§ DATA EXCERPTS:
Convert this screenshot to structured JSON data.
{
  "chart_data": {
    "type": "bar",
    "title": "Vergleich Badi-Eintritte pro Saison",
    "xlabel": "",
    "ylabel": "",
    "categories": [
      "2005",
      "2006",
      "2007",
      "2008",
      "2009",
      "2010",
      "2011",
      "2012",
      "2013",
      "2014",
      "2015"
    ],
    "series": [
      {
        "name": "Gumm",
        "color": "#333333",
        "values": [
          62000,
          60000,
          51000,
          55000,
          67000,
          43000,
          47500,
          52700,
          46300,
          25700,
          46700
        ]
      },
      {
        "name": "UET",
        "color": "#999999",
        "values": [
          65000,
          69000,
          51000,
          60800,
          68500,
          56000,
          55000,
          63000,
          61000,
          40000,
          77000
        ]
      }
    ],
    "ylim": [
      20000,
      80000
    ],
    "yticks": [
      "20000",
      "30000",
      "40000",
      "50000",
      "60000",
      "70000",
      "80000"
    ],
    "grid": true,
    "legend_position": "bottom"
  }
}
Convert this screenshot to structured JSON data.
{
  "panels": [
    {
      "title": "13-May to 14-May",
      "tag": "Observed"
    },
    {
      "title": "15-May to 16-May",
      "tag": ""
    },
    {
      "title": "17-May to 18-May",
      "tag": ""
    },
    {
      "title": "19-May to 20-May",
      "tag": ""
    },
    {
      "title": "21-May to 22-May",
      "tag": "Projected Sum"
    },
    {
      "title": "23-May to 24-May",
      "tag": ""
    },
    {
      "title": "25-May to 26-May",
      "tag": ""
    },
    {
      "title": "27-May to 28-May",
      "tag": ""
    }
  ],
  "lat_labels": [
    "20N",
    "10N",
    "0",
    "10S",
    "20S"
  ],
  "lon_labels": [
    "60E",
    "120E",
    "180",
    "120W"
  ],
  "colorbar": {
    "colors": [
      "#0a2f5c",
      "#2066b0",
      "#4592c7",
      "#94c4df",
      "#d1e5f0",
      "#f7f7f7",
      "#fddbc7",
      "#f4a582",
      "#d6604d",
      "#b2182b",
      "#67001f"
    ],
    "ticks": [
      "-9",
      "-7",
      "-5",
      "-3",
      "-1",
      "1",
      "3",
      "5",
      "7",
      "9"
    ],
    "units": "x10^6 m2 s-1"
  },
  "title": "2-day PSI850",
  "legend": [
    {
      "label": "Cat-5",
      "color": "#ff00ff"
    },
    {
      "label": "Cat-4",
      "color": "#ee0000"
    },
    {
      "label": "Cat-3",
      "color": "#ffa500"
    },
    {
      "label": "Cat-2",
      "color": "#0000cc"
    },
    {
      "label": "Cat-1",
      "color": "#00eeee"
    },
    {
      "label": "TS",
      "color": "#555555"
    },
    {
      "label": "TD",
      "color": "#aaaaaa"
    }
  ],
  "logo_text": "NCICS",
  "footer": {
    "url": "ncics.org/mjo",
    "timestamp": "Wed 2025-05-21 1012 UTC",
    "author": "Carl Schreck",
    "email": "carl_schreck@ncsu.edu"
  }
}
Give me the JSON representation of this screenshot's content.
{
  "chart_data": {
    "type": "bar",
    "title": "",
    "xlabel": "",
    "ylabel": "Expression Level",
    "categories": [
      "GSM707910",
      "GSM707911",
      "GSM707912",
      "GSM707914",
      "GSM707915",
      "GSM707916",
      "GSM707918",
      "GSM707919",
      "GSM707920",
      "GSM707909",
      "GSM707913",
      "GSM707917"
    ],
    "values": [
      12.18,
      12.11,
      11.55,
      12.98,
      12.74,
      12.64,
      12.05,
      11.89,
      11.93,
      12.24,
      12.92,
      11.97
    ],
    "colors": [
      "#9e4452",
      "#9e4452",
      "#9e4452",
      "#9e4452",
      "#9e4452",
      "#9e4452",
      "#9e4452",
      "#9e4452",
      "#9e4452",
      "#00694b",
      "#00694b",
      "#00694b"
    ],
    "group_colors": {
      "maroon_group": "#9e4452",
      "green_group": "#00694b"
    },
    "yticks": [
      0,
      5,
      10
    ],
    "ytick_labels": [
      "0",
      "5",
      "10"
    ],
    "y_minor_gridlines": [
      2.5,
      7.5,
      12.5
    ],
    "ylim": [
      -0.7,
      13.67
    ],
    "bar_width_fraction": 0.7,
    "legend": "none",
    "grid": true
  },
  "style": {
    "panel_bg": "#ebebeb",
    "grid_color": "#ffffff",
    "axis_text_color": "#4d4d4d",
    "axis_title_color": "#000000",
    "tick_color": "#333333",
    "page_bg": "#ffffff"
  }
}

---

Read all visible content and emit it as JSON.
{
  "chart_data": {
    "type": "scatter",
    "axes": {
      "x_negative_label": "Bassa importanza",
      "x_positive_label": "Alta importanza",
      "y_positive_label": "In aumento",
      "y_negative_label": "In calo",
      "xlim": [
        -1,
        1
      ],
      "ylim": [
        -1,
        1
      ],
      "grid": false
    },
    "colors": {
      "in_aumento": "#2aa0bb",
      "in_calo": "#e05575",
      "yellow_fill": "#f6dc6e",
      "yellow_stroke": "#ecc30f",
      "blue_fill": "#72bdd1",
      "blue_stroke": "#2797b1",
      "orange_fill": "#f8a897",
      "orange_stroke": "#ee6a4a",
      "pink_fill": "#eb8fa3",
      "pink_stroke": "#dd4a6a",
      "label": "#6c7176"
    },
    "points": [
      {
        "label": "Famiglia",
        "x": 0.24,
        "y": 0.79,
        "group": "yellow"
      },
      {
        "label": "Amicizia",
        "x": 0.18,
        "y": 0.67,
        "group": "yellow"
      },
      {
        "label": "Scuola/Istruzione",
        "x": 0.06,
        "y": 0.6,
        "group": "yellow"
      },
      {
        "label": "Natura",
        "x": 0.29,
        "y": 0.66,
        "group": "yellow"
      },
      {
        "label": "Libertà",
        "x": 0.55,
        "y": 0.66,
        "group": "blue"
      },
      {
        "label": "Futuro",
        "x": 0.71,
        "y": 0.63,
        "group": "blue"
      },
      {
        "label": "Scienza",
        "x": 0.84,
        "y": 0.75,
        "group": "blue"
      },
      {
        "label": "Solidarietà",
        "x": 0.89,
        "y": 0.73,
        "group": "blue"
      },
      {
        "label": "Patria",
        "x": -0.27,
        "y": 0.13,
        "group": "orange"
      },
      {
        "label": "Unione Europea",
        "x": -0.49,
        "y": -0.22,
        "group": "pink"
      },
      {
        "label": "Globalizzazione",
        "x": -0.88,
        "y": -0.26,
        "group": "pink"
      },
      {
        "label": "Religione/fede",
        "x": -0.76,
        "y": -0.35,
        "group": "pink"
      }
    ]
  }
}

§ AIM OF THE TASK: Pull out the lines above in which the word "importanza" appears.

§ EXPECTED ANSWER:
      "x_negative_label": "Bassa importanza",
      "x_positive_label": "Alta importanza",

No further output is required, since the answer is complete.